(Set exercise):
Write each line of the material below as a string in a single JSON list, one string per line, skipping any blank lines.

Dataset items
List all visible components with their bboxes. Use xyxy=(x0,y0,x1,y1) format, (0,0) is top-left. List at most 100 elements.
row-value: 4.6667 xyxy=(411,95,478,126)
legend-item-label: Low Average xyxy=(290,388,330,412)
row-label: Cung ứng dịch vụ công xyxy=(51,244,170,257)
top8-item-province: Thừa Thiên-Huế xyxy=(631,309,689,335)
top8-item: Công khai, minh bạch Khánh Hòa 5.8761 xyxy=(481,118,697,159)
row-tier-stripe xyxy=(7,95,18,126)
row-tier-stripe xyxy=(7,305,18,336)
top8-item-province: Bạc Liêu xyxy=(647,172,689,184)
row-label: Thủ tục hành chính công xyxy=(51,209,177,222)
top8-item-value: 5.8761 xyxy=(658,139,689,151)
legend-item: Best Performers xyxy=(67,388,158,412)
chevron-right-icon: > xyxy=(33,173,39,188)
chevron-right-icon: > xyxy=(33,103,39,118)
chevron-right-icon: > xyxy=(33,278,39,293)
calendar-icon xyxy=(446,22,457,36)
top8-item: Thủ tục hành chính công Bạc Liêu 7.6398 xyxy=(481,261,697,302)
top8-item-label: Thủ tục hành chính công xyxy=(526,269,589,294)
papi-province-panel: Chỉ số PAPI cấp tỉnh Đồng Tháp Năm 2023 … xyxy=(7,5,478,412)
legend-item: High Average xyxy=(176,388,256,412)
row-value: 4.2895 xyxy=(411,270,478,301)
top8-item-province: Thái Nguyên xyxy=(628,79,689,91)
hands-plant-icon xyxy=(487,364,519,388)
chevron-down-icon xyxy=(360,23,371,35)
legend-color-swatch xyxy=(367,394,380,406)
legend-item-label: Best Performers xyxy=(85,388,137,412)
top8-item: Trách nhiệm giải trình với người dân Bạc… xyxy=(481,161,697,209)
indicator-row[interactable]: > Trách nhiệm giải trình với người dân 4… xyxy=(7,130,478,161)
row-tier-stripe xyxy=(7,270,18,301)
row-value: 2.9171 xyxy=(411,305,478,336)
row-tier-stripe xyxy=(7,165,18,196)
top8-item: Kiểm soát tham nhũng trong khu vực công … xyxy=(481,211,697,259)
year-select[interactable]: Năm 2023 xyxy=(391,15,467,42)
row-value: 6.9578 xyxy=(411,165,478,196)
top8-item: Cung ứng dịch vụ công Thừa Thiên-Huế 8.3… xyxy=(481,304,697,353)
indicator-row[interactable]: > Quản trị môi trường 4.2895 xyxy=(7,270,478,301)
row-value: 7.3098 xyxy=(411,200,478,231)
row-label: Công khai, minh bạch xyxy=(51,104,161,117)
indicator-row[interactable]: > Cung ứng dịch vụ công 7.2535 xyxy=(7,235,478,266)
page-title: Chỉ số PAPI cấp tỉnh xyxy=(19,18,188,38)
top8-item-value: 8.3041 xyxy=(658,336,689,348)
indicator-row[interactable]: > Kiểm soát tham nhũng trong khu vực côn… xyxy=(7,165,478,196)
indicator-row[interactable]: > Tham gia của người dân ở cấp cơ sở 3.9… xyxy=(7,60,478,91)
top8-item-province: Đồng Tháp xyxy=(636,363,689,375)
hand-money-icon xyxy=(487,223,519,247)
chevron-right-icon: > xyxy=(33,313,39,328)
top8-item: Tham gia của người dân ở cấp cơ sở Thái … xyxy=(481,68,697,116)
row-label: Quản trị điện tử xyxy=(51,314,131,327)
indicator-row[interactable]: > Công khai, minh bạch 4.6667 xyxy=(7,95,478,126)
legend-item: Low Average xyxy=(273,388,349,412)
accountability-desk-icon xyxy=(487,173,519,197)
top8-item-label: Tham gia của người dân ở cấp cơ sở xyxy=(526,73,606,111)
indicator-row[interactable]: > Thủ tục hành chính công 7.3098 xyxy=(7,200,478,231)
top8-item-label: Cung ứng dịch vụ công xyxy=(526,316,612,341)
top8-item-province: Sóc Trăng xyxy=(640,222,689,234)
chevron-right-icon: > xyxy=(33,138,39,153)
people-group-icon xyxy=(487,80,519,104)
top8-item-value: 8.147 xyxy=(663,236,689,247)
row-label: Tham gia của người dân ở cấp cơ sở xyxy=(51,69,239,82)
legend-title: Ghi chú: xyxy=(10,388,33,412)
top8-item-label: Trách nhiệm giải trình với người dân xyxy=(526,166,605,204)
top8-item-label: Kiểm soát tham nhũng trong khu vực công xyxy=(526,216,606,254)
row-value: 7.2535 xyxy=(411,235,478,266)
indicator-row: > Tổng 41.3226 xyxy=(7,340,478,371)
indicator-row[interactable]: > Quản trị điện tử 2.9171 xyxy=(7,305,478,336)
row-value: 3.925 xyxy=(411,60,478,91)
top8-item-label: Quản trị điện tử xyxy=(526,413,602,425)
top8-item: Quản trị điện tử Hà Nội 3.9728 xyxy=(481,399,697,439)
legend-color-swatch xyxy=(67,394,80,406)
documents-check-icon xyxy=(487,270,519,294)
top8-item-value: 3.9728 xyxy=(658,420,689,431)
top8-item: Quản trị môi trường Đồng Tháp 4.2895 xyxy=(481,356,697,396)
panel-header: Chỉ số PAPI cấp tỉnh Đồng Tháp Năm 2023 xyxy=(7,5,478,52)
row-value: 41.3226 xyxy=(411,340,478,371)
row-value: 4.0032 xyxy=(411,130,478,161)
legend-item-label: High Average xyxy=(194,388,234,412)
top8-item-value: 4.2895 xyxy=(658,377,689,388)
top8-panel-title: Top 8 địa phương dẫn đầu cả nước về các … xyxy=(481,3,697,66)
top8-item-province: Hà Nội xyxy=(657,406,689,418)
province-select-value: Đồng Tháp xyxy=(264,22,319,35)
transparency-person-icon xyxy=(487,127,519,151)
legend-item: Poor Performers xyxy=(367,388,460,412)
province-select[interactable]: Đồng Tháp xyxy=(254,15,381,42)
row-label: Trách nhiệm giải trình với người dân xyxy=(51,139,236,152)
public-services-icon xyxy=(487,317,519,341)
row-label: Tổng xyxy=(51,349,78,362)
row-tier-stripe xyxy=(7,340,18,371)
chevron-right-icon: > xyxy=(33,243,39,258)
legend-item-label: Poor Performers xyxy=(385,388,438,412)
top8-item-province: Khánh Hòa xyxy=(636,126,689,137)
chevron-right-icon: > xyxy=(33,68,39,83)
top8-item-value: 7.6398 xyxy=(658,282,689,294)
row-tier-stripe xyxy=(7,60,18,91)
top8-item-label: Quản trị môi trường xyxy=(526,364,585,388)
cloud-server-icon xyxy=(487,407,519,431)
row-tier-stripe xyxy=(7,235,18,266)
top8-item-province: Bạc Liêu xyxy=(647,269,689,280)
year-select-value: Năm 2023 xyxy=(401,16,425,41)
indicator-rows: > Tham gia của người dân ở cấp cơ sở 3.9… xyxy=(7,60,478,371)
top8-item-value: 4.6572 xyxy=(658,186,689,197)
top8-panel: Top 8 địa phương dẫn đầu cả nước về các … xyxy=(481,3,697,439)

(Solution to this task):
[
  "List all visible components with their bboxes. Use xyxy=(x0,y0,x1,y1) format, (0,0) is top-left. List at most 100 elements.",
  "row-value: 4.6667 xyxy=(411,95,478,126)",
  "legend-item-label: Low Average xyxy=(290,388,330,412)",
  "row-label: Cung ứng dịch vụ công xyxy=(51,244,170,257)",
  "top8-item-province: Thừa Thiên-Huế xyxy=(631,309,689,335)",
  "top8-item: Công khai, minh bạch Khánh Hòa 5.8761 xyxy=(481,118,697,159)",
  "row-tier-stripe xyxy=(7,95,18,126)",
  "row-tier-stripe xyxy=(7,305,18,336)",
  "top8-item-province: Bạc Liêu xyxy=(647,172,689,184)",
  "row-label: Thủ tục hành chính công xyxy=(51,209,177,222)",
  "top8-item-value: 5.8761 xyxy=(658,139,689,151)",
  "legend-item: Best Performers xyxy=(67,388,158,412)",
  "chevron-right-icon: > xyxy=(33,173,39,188)",
  "chevron-right-icon: > xyxy=(33,103,39,118)",
  "chevron-right-icon: > xyxy=(33,278,39,293)",
  "calendar-icon xyxy=(446,22,457,36)",
  "top8-item: Thủ tục hành chính công Bạc Liêu 7.6398 xyxy=(481,261,697,302)",
  "top8-item-label: Thủ tục hành chính công xyxy=(526,269,589,294)",
  "papi-province-panel: Chỉ số PAPI cấp tỉnh Đồng Tháp Năm 2023 … xyxy=(7,5,478,412)",
  "legend-item: High Average xyxy=(176,388,256,412)",
  "row-value: 4.2895 xyxy=(411,270,478,301)",
  "top8-item-province: Thái Nguyên xyxy=(628,79,689,91)",
  "hands-plant-icon xyxy=(487,364,519,388)",
  "chevron-down-icon xyxy=(360,23,371,35)",
  "legend-color-swatch xyxy=(367,394,380,406)",
  "legend-item-label: Best Performers xyxy=(85,388,137,412)",
  "top8-item: Trách nhiệm giải trình với người dân Bạc… xyxy=(481,161,697,209)",
  "indicator-row[interactable]: > Trách nhiệm giải trình với người dân 4… xyxy=(7,130,478,161)",
  "row-tier-stripe xyxy=(7,270,18,301)",
  "row-value: 2.9171 xyxy=(411,305,478,336)",
  "row-tier-stripe xyxy=(7,165,18,196)",
  "top8-item: Kiểm soát tham nhũng trong khu vực công … xyxy=(481,211,697,259)",
  "year-select[interactable]: Năm 2023 xyxy=(391,15,467,42)",
  "row-value: 6.9578 xyxy=(411,165,478,196)",
  "top8-item: Cung ứng dịch vụ công Thừa Thiên-Huế 8.3… xyxy=(481,304,697,353)",
  "indicator-row[interactable]: > Quản trị môi trường 4.2895 xyxy=(7,270,478,301)",
  "row-value: 7.3098 xyxy=(411,200,478,231)",
  "row-label: Công khai, minh bạch xyxy=(51,104,161,117)",
  "indicator-row[interactable]: > Cung ứng dịch vụ công 7.2535 xyxy=(7,235,478,266)",
  "page-title: Chỉ số PAPI cấp tỉnh xyxy=(19,18,188,38)",
  "top8-item-value: 8.3041 xyxy=(658,336,689,348)",
  "indicator-row[interactable]: > Kiểm soát tham nhũng trong khu vực côn… xyxy=(7,165,478,196)",
  "indicator-row[interactable]: > Tham gia của người dân ở cấp cơ sở 3.9… xyxy=(7,60,478,91)",
  "top8-item-province: Đồng Tháp xyxy=(636,363,689,375)",
  "hand-money-icon xyxy=(487,223,519,247)",
  "chevron-right-icon: > xyxy=(33,313,39,328)",
  "top8-item: Tham gia của người dân ở cấp cơ sở Thái … xyxy=(481,68,697,116)",
  "row-label: Quản trị điện tử xyxy=(51,314,131,327)",
  "indicator-row[interactable]: > Công khai, minh bạch 4.6667 xyxy=(7,95,478,126)",
  "legend-item: Low Average xyxy=(273,388,349,412)",
  "accountability-desk-icon xyxy=(487,173,519,197)",
  "top8-item-label: Tham gia của người dân ở cấp cơ sở xyxy=(526,73,606,111)",
  "indicator-row[interactable]: > Thủ tục hành chính công 7.3098 xyxy=(7,200,478,231)",
  "top8-item-label: Cung ứng dịch vụ công xyxy=(526,316,612,341)",
  "top8-item-province: Sóc Trăng xyxy=(640,222,689,234)",
  "chevron-right-icon: > xyxy=(33,138,39,153)",
  "people-group-icon xyxy=(487,80,519,104)",
  "top8-item-value: 8.147 xyxy=(663,236,689,247)",
  "row-label: Tham gia của người dân ở cấp cơ sở xyxy=(51,69,239,82)",
  "legend-title: Ghi chú: xyxy=(10,388,33,412)",
  "top8-item-label: Trách nhiệm giải trình với người dân xyxy=(526,166,605,204)",
  "top8-item-label: Kiểm soát tham nhũng trong khu vực công xyxy=(526,216,606,254)",
  "row-value: 7.2535 xyxy=(411,235,478,266)",
  "indicator-row: > Tổng 41.3226 xyxy=(7,340,478,371)",
  "indicator-row[interactable]: > Quản trị điện tử 2.9171 xyxy=(7,305,478,336)",
  "row-value: 3.925 xyxy=(411,60,478,91)",
  "top8-item-label: Quản trị điện tử xyxy=(526,413,602,425)",
  "top8-item: Quản trị điện tử Hà Nội 3.9728 xyxy=(481,399,697,439)",
  "legend-color-swatch xyxy=(67,394,80,406)",
  "documents-check-icon xyxy=(487,270,519,294)",
  "top8-item-value: 3.9728 xyxy=(658,420,689,431)",
  "top8-item: Quản trị môi trường Đồng Tháp 4.2895 xyxy=(481,356,697,396)",
  "panel-header: Chỉ số PAPI cấp tỉnh Đồng Tháp Năm 2023 xyxy=(7,5,478,52)",
  "row-value: 41.3226 xyxy=(411,340,478,371)",
  "row-value: 4.0032 xyxy=(411,130,478,161)",
  "legend-item-label: High Average xyxy=(194,388,234,412)",
  "top8-item-value: 4.2895 xyxy=(658,377,689,388)",
  "top8-panel-title: Top 8 địa phương dẫn đầu cả nước về các … xyxy=(481,3,697,66)",
  "top8-item-province: Hà Nội xyxy=(657,406,689,418)",
  "province-select-value: Đồng Tháp xyxy=(264,22,319,35)",
  "transparency-person-icon xyxy=(487,127,519,151)",
  "legend-item: Poor Performers xyxy=(367,388,460,412)",
  "province-select[interactable]: Đồng Tháp xyxy=(254,15,381,42)",
  "row-label: Trách nhiệm giải trình với người dân xyxy=(51,139,236,152)",
  "public-services-icon xyxy=(487,317,519,341)",
  "row-label: Tổng xyxy=(51,349,78,362)",
  "row-tier-stripe xyxy=(7,340,18,371)",
  "chevron-right-icon: > xyxy=(33,243,39,258)",
  "legend-item-label: Poor Performers xyxy=(385,388,438,412)",
  "top8-item-province: Khánh Hòa xyxy=(636,126,689,137)",
  "chevron-right-icon: > xyxy=(33,68,39,83)",
  "top8-item-value: 7.6398 xyxy=(658,282,689,294)",
  "row-tier-stripe xyxy=(7,60,18,91)",
  "top8-item-label: Quản trị môi trường xyxy=(526,364,585,388)",
  "cloud-server-icon xyxy=(487,407,519,431)",
  "row-tier-stripe xyxy=(7,235,18,266)",
  "top8-item-province: Bạc Liêu xyxy=(647,269,689,280)",
  "year-select-value: Năm 2023 xyxy=(401,16,425,41)",
  "indicator-rows: > Tham gia của người dân ở cấp cơ sở 3.9… xyxy=(7,60,478,371)",
  "top8-item-value: 4.6572 xyxy=(658,186,689,197)",
  "top8-panel: Top 8 địa phương dẫn đầu cả nước về các … xyxy=(481,3,697,439)"
]